_DESCRIPTION OF THE TASK_: Every line of the records must be repeated exactly; pictures stay out.

_DATASET RECORDS_:
* START *
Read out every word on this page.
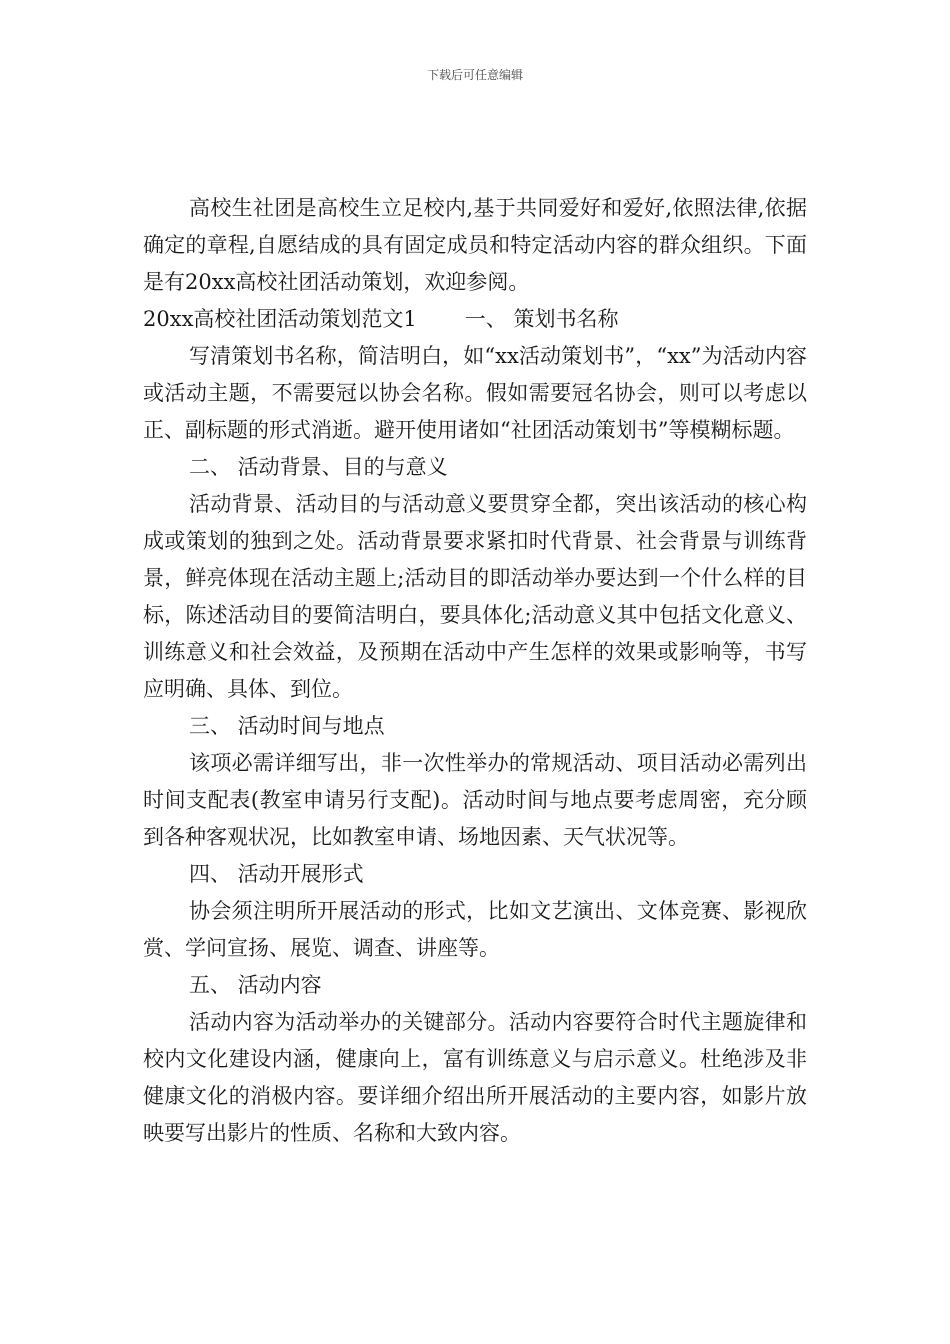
下载后可任意编辑

高校生社团是高校生立足校内,基于共同爱好和爱好,依照法律,依据确定的章程,自愿结成的具有固定成员和特定活动内容的群众组织。下面是有20xx高校社团活动策划，欢迎参阅。

20xx高校社团活动策划范文1 一、 策划书名称

写清策划书名称，简洁明白，如“xx活动策划书”，“xx”为活动内容或活动主题，不需要冠以协会名称。假如需要冠名协会，则可以考虑以正、副标题的形式消逝。避开使用诸如“社团活动策划书”等模糊标题。

二、 活动背景、目的与意义

活动背景、活动目的与活动意义要贯穿全都，突出该活动的核心构成或策划的独到之处。活动背景要求紧扣时代背景、社会背景与训练背景，鲜亮体现在活动主题上;活动目的即活动举办要达到一个什么样的目标，陈述活动目的要简洁明白，要具体化;活动意义其中包括文化意义、训练意义和社会效益，及预期在活动中产生怎样的效果或影响等，书写应明确、具体、到位。

三、 活动时间与地点

该项必需详细写出，非一次性举办的常规活动、项目活动必需列出时间支配表(教室申请另行支配)。活动时间与地点要考虑周密，充分顾到各种客观状况，比如教室申请、场地因素、天气状况等。

四、 活动开展形式

协会须注明所开展活动的形式，比如文艺演出、文体竞赛、影视欣赏、学问宣扬、展览、调查、讲座等。

五、 活动内容

活动内容为活动举办的关键部分。活动内容要符合时代主题旋律和校内文化建设内涵，健康向上，富有训练意义与启示意义。杜绝涉及非健康文化的消极内容。要详细介绍出所开展活动的主要内容，如影片放映要写出影片的性质、名称和大致内容。
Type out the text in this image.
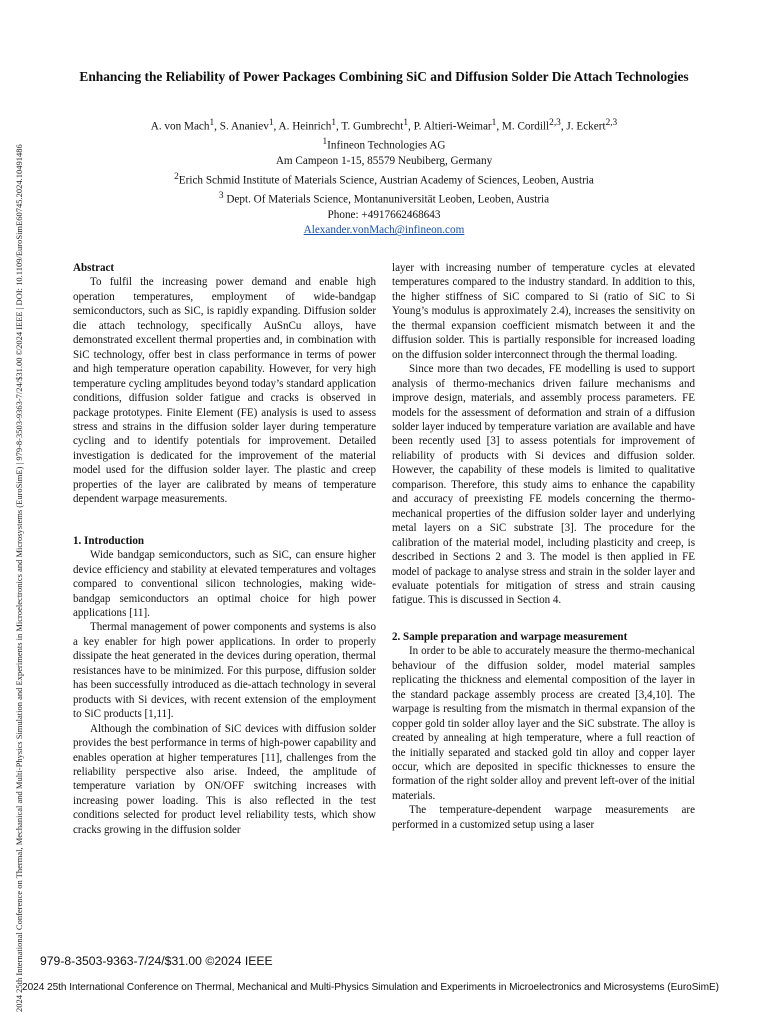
2024 25th International Conference on Thermal, Mechanical and Multi-Physics Simulation and Experiments in Microelectronics and Microsystems (EuroSimE) | 979-8-3503-9363-7/24/$31.00 ©2024 IEEE | DOI: 10.1109/EuroSimE60745.2024.10491486
Enhancing the Reliability of Power Packages Combining SiC and Diffusion Solder Die Attach Technologies
A. von Mach$^1$, S. Ananiev$^1$, A. Heinrich$^1$, T. Gumbrecht$^1$, P. Altieri-Weimar$^1$, M. Cordill$^{2,3}$, J. Eckert$^{2,3}$
$^1$Infineon Technologies AG
Am Campeon 1-15, 85579 Neubiberg, Germany
$^2$Erich Schmid Institute of Materials Science, Austrian Academy of Sciences, Leoben, Austria
$^3$ Dept. Of Materials Science, Montanuniversität Leoben, Leoben, Austria
Phone: +4917662468643
Alexander.vonMach@infineon.com
Abstract

To fulfil the increasing power demand and enable high operation temperatures, employment of wide-bandgap semiconductors, such as SiC, is rapidly expanding. Diffusion solder die attach technology, specifically AuSnCu alloys, have demonstrated excellent thermal properties and, in combination with SiC technology, offer best in class performance in terms of power and high temperature operation capability. However, for very high temperature cycling amplitudes beyond today’s standard application conditions, diffusion solder fatigue and cracks is observed in package prototypes. Finite Element (FE) analysis is used to assess stress and strains in the diffusion solder layer during temperature cycling and to identify potentials for improvement. Detailed investigation is dedicated for the improvement of the material model used for the diffusion solder layer. The plastic and creep properties of the layer are calibrated by means of temperature dependent warpage measurements.

1. Introduction

Wide bandgap semiconductors, such as SiC, can ensure higher device efficiency and stability at elevated temperatures and voltages compared to conventional silicon technologies, making wide-bandgap semiconductors an optimal choice for high power applications [11].

Thermal management of power components and systems is also a key enabler for high power applications. In order to properly dissipate the heat generated in the devices during operation, thermal resistances have to be minimized. For this purpose, diffusion solder has been successfully introduced as die-attach technology in several products with Si devices, with recent extension of the employment to SiC products [1,11].

Although the combination of SiC devices with diffusion solder provides the best performance in terms of high-power capability and enables operation at higher temperatures [11], challenges from the reliability perspective also arise. Indeed, the amplitude of temperature variation by ON/OFF switching increases with increasing power loading. This is also reflected in the test conditions selected for product level reliability tests, which show cracks growing in the diffusion solder

layer with increasing number of temperature cycles at elevated temperatures compared to the industry standard. In addition to this, the higher stiffness of SiC compared to Si (ratio of SiC to Si Young’s modulus is approximately 2.4), increases the sensitivity on the thermal expansion coefficient mismatch between it and the diffusion solder. This is partially responsible for increased loading on the diffusion solder interconnect through the thermal loading.

Since more than two decades, FE modelling is used to support analysis of thermo-mechanics driven failure mechanisms and improve design, materials, and assembly process parameters. FE models for the assessment of deformation and strain of a diffusion solder layer induced by temperature variation are available and have been recently used [3] to assess potentials for improvement of reliability of products with Si devices and diffusion solder. However, the capability of these models is limited to qualitative comparison. Therefore, this study aims to enhance the capability and accuracy of preexisting FE models concerning the thermo-mechanical properties of the diffusion solder layer and underlying metal layers on a SiC substrate [3]. The procedure for the calibration of the material model, including plasticity and creep, is described in Sections 2 and 3. The model is then applied in FE model of package to analyse stress and strain in the solder layer and evaluate potentials for mitigation of stress and strain causing fatigue. This is discussed in Section 4.

2. Sample preparation and warpage measurement

In order to be able to accurately measure the thermo-mechanical behaviour of the diffusion solder, model material samples replicating the thickness and elemental composition of the layer in the standard package assembly process are created [3,4,10]. The warpage is resulting from the mismatch in thermal expansion of the copper gold tin solder alloy layer and the SiC substrate. The alloy is created by annealing at high temperature, where a full reaction of the initially separated and stacked gold tin alloy and copper layer occur, which are deposited in specific thicknesses to ensure the formation of the right solder alloy and prevent left-over of the initial materials.

The temperature-dependent warpage measurements are performed in a customized setup using a laser

979-8-3503-9363-7/24/$31.00 ©2024 IEEE
2024 25th International Conference on Thermal, Mechanical and Multi-Physics Simulation and Experiments in Microelectronics and Microsystems (EuroSimE)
* END *
_TASK ANSWER_:
Read out every word on this page.
下载后可任意编辑

高校生社团是高校生立足校内,基于共同爱好和爱好,依照法律,依据确定的章程,自愿结成的具有固定成员和特定活动内容的群众组织。下面是有20xx高校社团活动策划，欢迎参阅。

20xx高校社团活动策划范文1 一、 策划书名称

写清策划书名称，简洁明白，如“xx活动策划书”，“xx”为活动内容或活动主题，不需要冠以协会名称。假如需要冠名协会，则可以考虑以正、副标题的形式消逝。避开使用诸如“社团活动策划书”等模糊标题。

二、 活动背景、目的与意义

活动背景、活动目的与活动意义要贯穿全都，突出该活动的核心构成或策划的独到之处。活动背景要求紧扣时代背景、社会背景与训练背景，鲜亮体现在活动主题上;活动目的即活动举办要达到一个什么样的目标，陈述活动目的要简洁明白，要具体化;活动意义其中包括文化意义、训练意义和社会效益，及预期在活动中产生怎样的效果或影响等，书写应明确、具体、到位。

三、 活动时间与地点

该项必需详细写出，非一次性举办的常规活动、项目活动必需列出时间支配表(教室申请另行支配)。活动时间与地点要考虑周密，充分顾到各种客观状况，比如教室申请、场地因素、天气状况等。

四、 活动开展形式

协会须注明所开展活动的形式，比如文艺演出、文体竞赛、影视欣赏、学问宣扬、展览、调查、讲座等。

五、 活动内容

活动内容为活动举办的关键部分。活动内容要符合时代主题旋律和校内文化建设内涵，健康向上，富有训练意义与启示意义。杜绝涉及非健康文化的消极内容。要详细介绍出所开展活动的主要内容，如影片放映要写出影片的性质、名称和大致内容。
Type out the text in this image.
2024 25th International Conference on Thermal, Mechanical and Multi-Physics Simulation and Experiments in Microelectronics and Microsystems (EuroSimE) | 979-8-3503-9363-7/24/$31.00 ©2024 IEEE | DOI: 10.1109/EuroSimE60745.2024.10491486
Enhancing the Reliability of Power Packages Combining SiC and Diffusion Solder Die Attach Technologies
A. von Mach$^1$, S. Ananiev$^1$, A. Heinrich$^1$, T. Gumbrecht$^1$, P. Altieri-Weimar$^1$, M. Cordill$^{2,3}$, J. Eckert$^{2,3}$
$^1$Infineon Technologies AG
Am Campeon 1-15, 85579 Neubiberg, Germany
$^2$Erich Schmid Institute of Materials Science, Austrian Academy of Sciences, Leoben, Austria
$^3$ Dept. Of Materials Science, Montanuniversität Leoben, Leoben, Austria
Phone: +4917662468643
Alexander.vonMach@infineon.com
Abstract

To fulfil the increasing power demand and enable high operation temperatures, employment of wide-bandgap semiconductors, such as SiC, is rapidly expanding. Diffusion solder die attach technology, specifically AuSnCu alloys, have demonstrated excellent thermal properties and, in combination with SiC technology, offer best in class performance in terms of power and high temperature operation capability. However, for very high temperature cycling amplitudes beyond today’s standard application conditions, diffusion solder fatigue and cracks is observed in package prototypes. Finite Element (FE) analysis is used to assess stress and strains in the diffusion solder layer during temperature cycling and to identify potentials for improvement. Detailed investigation is dedicated for the improvement of the material model used for the diffusion solder layer. The plastic and creep properties of the layer are calibrated by means of temperature dependent warpage measurements.

1. Introduction

Wide bandgap semiconductors, such as SiC, can ensure higher device efficiency and stability at elevated temperatures and voltages compared to conventional silicon technologies, making wide-bandgap semiconductors an optimal choice for high power applications [11].

Thermal management of power components and systems is also a key enabler for high power applications. In order to properly dissipate the heat generated in the devices during operation, thermal resistances have to be minimized. For this purpose, diffusion solder has been successfully introduced as die-attach technology in several products with Si devices, with recent extension of the employment to SiC products [1,11].

Although the combination of SiC devices with diffusion solder provides the best performance in terms of high-power capability and enables operation at higher temperatures [11], challenges from the reliability perspective also arise. Indeed, the amplitude of temperature variation by ON/OFF switching increases with increasing power loading. This is also reflected in the test conditions selected for product level reliability tests, which show cracks growing in the diffusion solder

layer with increasing number of temperature cycles at elevated temperatures compared to the industry standard. In addition to this, the higher stiffness of SiC compared to Si (ratio of SiC to Si Young’s modulus is approximately 2.4), increases the sensitivity on the thermal expansion coefficient mismatch between it and the diffusion solder. This is partially responsible for increased loading on the diffusion solder interconnect through the thermal loading.

Since more than two decades, FE modelling is used to support analysis of thermo-mechanics driven failure mechanisms and improve design, materials, and assembly process parameters. FE models for the assessment of deformation and strain of a diffusion solder layer induced by temperature variation are available and have been recently used [3] to assess potentials for improvement of reliability of products with Si devices and diffusion solder. However, the capability of these models is limited to qualitative comparison. Therefore, this study aims to enhance the capability and accuracy of preexisting FE models concerning the thermo-mechanical properties of the diffusion solder layer and underlying metal layers on a SiC substrate [3]. The procedure for the calibration of the material model, including plasticity and creep, is described in Sections 2 and 3. The model is then applied in FE model of package to analyse stress and strain in the solder layer and evaluate potentials for mitigation of stress and strain causing fatigue. This is discussed in Section 4.

2. Sample preparation and warpage measurement

In order to be able to accurately measure the thermo-mechanical behaviour of the diffusion solder, model material samples replicating the thickness and elemental composition of the layer in the standard package assembly process are created [3,4,10]. The warpage is resulting from the mismatch in thermal expansion of the copper gold tin solder alloy layer and the SiC substrate. The alloy is created by annealing at high temperature, where a full reaction of the initially separated and stacked gold tin alloy and copper layer occur, which are deposited in specific thicknesses to ensure the formation of the right solder alloy and prevent left-over of the initial materials.

The temperature-dependent warpage measurements are performed in a customized setup using a laser

979-8-3503-9363-7/24/$31.00 ©2024 IEEE
2024 25th International Conference on Thermal, Mechanical and Multi-Physics Simulation and Experiments in Microelectronics and Microsystems (EuroSimE)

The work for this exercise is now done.